- _Problem requirements_: From the entries below, copy every line where the string "Boiron" appears.

- _Extracted records_:
+ + +
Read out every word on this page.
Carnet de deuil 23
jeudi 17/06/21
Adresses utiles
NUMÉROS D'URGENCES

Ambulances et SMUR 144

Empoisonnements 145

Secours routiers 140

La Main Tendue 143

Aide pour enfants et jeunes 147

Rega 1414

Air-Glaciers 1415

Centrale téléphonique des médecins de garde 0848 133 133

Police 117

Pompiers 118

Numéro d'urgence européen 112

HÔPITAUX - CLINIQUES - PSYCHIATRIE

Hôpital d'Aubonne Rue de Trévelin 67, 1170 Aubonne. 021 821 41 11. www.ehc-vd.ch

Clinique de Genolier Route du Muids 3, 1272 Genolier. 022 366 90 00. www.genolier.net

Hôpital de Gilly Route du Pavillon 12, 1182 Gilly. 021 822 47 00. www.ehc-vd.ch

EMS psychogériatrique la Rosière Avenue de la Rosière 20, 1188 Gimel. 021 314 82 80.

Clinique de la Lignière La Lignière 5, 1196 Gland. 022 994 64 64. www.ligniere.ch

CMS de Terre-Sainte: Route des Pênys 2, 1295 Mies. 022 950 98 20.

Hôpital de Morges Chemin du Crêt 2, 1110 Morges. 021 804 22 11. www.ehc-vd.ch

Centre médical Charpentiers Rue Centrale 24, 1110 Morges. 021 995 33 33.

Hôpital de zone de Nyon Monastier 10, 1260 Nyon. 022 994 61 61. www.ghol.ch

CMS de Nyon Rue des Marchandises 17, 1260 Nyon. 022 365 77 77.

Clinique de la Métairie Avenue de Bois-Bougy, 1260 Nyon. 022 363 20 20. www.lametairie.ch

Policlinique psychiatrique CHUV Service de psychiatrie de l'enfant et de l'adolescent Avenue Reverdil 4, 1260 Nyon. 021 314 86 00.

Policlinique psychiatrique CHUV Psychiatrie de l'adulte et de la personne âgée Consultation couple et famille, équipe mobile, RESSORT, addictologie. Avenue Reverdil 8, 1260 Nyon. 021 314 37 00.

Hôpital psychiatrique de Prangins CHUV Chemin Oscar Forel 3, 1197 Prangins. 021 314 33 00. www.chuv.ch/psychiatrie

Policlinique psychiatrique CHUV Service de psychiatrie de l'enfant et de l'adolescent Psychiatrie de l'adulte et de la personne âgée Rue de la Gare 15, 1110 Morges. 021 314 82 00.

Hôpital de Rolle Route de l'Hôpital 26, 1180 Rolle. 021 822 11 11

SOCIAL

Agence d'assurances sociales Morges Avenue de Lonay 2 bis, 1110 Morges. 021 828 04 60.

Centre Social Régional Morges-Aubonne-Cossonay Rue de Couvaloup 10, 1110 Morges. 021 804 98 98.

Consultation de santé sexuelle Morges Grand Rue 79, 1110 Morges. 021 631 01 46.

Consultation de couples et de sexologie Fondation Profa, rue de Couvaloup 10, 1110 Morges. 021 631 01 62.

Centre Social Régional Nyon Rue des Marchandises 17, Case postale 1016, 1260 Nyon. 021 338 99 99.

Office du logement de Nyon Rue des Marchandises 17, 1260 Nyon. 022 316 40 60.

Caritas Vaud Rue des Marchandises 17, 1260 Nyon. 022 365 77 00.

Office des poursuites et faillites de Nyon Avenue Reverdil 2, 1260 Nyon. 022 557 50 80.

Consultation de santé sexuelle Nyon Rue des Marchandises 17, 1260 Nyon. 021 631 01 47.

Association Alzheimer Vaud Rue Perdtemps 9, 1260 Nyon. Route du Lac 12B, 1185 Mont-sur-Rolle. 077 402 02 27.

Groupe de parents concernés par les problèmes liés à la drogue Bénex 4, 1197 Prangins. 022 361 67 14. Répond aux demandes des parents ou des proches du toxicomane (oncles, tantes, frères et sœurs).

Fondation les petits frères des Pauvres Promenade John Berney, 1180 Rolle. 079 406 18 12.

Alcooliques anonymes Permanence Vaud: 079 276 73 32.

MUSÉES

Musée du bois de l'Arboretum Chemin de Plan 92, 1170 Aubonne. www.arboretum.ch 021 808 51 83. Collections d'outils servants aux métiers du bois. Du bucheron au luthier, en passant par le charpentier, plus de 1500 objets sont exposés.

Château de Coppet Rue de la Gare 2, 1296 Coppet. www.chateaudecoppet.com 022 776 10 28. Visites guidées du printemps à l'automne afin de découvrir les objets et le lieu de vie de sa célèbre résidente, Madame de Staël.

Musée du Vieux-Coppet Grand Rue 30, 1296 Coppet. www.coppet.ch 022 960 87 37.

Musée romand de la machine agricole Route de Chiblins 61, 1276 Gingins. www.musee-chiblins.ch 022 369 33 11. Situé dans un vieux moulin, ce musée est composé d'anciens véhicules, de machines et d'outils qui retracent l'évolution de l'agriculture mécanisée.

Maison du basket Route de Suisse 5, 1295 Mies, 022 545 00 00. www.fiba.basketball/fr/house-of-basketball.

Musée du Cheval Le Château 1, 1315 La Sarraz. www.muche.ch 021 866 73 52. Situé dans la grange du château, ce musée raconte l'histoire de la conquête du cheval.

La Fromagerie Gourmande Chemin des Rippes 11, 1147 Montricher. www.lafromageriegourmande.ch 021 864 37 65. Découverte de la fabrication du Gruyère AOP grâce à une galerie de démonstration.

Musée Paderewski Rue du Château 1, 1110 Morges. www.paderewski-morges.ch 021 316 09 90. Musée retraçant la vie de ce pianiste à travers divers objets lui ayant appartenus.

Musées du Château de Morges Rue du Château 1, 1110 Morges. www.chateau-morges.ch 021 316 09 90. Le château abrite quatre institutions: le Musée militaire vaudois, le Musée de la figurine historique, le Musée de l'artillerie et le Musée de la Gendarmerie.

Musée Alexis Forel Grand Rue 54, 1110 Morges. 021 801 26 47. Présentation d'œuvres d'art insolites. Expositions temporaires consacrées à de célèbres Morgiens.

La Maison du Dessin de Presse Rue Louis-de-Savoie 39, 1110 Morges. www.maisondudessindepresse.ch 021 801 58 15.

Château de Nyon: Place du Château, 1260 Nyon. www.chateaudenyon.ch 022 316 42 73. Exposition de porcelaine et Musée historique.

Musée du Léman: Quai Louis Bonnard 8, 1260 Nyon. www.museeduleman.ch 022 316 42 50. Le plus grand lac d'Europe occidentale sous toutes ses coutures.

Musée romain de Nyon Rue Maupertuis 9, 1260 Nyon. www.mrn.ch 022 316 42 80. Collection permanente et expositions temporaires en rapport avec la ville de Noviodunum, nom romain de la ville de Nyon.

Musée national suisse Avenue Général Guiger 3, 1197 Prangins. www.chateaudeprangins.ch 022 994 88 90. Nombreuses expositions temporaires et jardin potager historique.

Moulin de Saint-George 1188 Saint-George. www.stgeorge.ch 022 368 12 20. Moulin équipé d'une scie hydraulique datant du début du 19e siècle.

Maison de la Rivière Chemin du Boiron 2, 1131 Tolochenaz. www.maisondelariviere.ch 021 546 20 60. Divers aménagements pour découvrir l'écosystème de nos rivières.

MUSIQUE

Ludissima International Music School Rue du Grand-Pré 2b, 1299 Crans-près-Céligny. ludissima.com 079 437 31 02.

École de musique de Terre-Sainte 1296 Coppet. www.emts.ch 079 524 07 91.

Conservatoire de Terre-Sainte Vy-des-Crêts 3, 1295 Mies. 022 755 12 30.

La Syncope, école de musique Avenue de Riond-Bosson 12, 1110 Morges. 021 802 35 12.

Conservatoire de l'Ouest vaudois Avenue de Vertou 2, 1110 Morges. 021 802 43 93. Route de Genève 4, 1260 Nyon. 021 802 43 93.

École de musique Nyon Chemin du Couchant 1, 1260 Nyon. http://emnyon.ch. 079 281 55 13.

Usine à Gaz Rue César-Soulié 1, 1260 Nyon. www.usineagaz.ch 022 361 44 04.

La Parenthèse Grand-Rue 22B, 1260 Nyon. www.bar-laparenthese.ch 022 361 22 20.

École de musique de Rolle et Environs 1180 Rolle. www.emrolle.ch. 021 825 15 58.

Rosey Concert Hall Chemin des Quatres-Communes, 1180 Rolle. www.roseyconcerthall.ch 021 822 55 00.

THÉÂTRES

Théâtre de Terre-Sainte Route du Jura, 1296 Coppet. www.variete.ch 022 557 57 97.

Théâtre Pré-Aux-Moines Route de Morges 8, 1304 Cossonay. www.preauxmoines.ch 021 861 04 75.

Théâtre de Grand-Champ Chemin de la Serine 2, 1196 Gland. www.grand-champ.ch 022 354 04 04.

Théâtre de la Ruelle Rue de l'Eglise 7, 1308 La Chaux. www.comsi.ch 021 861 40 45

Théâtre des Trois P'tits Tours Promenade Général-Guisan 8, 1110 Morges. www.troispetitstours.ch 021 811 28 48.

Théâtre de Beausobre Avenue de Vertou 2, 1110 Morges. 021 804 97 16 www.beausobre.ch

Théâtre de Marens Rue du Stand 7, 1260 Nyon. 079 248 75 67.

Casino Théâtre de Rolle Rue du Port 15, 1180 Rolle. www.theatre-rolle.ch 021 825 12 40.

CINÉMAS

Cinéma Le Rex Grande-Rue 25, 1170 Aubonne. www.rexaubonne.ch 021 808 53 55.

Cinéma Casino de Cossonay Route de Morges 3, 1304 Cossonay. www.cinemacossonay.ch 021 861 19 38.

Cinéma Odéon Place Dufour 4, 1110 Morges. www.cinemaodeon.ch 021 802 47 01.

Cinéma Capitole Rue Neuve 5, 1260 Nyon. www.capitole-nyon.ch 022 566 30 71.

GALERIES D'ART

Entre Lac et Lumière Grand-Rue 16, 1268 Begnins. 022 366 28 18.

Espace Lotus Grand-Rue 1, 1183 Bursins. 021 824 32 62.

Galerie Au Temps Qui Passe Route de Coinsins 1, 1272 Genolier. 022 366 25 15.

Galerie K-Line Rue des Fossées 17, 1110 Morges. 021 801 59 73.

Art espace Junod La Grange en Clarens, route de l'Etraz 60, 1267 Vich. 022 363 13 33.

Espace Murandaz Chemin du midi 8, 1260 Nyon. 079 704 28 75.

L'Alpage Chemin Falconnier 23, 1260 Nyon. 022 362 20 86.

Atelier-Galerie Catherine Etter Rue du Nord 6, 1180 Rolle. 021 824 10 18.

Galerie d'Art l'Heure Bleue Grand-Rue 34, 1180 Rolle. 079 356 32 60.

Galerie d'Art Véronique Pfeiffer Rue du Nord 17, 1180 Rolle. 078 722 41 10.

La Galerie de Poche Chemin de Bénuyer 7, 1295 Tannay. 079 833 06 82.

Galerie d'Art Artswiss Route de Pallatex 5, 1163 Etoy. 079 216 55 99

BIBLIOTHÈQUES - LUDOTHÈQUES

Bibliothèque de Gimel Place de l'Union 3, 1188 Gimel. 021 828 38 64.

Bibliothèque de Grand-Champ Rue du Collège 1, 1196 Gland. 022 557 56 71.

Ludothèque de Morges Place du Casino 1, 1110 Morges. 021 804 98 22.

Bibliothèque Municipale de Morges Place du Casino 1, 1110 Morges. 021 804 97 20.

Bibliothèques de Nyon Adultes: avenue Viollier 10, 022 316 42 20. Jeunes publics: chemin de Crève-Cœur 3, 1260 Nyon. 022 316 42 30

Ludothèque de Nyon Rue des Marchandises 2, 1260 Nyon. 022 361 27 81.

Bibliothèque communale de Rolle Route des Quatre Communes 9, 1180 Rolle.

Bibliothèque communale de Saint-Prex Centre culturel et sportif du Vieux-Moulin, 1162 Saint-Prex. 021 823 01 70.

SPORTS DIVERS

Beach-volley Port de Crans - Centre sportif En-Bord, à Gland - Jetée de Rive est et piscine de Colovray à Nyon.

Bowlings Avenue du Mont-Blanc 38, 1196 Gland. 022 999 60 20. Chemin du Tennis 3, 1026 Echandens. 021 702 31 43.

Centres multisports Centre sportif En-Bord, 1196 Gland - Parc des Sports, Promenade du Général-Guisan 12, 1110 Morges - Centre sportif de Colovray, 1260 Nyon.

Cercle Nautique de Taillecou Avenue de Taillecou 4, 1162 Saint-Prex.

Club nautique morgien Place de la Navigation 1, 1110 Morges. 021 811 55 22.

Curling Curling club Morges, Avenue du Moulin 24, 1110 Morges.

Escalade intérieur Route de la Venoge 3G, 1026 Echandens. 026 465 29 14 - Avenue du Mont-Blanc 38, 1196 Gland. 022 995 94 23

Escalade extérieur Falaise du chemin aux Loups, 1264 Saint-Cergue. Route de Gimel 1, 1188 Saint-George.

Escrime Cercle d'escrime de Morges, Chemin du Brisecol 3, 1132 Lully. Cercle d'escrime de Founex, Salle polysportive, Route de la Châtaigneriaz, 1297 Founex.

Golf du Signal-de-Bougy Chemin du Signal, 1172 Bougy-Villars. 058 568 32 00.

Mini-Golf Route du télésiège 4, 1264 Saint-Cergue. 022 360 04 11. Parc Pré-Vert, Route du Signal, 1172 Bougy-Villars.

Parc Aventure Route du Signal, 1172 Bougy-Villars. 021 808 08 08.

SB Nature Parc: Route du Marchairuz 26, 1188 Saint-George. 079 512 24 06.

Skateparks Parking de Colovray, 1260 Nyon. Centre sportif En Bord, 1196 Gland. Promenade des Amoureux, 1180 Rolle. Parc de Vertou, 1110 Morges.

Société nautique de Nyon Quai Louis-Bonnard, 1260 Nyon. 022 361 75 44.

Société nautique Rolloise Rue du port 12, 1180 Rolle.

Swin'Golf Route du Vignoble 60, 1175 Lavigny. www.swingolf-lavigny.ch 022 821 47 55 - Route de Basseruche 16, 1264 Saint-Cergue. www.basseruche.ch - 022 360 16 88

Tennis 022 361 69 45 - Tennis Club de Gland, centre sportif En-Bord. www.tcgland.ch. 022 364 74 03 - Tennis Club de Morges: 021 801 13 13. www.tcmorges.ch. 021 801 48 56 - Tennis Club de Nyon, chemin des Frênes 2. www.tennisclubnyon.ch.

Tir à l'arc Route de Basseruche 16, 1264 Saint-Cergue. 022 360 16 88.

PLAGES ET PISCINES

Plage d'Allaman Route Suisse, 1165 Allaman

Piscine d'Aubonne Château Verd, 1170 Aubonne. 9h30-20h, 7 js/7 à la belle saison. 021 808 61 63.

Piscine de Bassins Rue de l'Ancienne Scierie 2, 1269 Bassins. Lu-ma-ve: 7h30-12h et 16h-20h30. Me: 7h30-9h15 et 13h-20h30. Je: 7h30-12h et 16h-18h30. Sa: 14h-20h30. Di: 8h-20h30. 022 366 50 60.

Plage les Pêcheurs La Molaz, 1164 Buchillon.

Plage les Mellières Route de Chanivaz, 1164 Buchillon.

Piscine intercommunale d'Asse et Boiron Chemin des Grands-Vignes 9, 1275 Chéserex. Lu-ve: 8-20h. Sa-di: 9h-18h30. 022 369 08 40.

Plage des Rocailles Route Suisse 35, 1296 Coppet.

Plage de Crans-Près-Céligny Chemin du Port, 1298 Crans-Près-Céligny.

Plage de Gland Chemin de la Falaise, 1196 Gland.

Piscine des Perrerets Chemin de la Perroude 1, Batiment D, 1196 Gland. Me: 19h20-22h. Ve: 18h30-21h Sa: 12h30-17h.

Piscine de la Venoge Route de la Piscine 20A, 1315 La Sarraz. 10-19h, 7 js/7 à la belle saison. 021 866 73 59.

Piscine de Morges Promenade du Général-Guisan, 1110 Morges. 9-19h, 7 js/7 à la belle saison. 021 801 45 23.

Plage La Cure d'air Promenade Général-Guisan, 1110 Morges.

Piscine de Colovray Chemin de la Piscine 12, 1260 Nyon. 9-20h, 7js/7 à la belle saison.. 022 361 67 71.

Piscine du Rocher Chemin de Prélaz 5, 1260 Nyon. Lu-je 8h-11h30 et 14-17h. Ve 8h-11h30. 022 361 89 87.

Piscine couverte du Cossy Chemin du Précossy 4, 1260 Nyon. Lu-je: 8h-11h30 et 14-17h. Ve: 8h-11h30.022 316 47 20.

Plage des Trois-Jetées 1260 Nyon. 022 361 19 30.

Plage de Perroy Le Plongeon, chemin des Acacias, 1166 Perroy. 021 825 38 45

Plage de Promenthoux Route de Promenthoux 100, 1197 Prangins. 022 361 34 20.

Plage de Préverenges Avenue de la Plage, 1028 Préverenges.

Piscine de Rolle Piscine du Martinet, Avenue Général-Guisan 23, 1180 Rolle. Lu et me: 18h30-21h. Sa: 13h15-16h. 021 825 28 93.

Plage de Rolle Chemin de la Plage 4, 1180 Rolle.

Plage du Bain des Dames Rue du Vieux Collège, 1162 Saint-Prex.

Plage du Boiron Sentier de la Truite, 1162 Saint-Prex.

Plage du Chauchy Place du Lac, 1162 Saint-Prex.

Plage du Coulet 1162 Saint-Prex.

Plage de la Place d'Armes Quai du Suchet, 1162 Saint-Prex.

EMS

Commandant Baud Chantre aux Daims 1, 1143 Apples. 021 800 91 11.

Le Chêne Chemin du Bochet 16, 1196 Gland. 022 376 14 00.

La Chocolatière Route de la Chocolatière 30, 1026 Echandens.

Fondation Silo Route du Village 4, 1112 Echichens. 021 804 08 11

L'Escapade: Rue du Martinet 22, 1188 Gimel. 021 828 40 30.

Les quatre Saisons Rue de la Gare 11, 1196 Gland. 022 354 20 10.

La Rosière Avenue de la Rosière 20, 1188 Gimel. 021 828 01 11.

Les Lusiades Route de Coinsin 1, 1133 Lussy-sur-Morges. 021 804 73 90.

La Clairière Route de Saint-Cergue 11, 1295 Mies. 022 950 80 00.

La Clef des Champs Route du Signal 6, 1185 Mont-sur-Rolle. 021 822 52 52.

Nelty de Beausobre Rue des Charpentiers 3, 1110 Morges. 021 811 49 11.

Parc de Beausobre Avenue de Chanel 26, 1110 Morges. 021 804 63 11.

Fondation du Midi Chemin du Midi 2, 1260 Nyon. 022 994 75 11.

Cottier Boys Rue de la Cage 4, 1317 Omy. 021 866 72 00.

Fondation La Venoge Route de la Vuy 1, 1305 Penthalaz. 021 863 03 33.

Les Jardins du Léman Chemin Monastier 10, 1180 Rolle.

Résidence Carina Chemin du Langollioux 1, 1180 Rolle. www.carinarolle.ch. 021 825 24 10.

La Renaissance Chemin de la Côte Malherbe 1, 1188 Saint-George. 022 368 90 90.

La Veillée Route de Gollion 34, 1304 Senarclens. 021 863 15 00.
+ + +
- _The result_:
Maison de la Rivière Chemin du Boiron 2, 1131 Tolochenaz. www.maisondelariviere.ch 021 546 20 60. Divers aménagements pour découvrir l'écosystème de nos rivières.
Piscine intercommunale d'Asse et Boiron Chemin des Grands-Vignes 9, 1275 Chéserex. Lu-ve: 8-20h. Sa-di: 9h-18h30. 022 369 08 40.
Plage du Boiron Sentier de la Truite, 1162 Saint-Prex.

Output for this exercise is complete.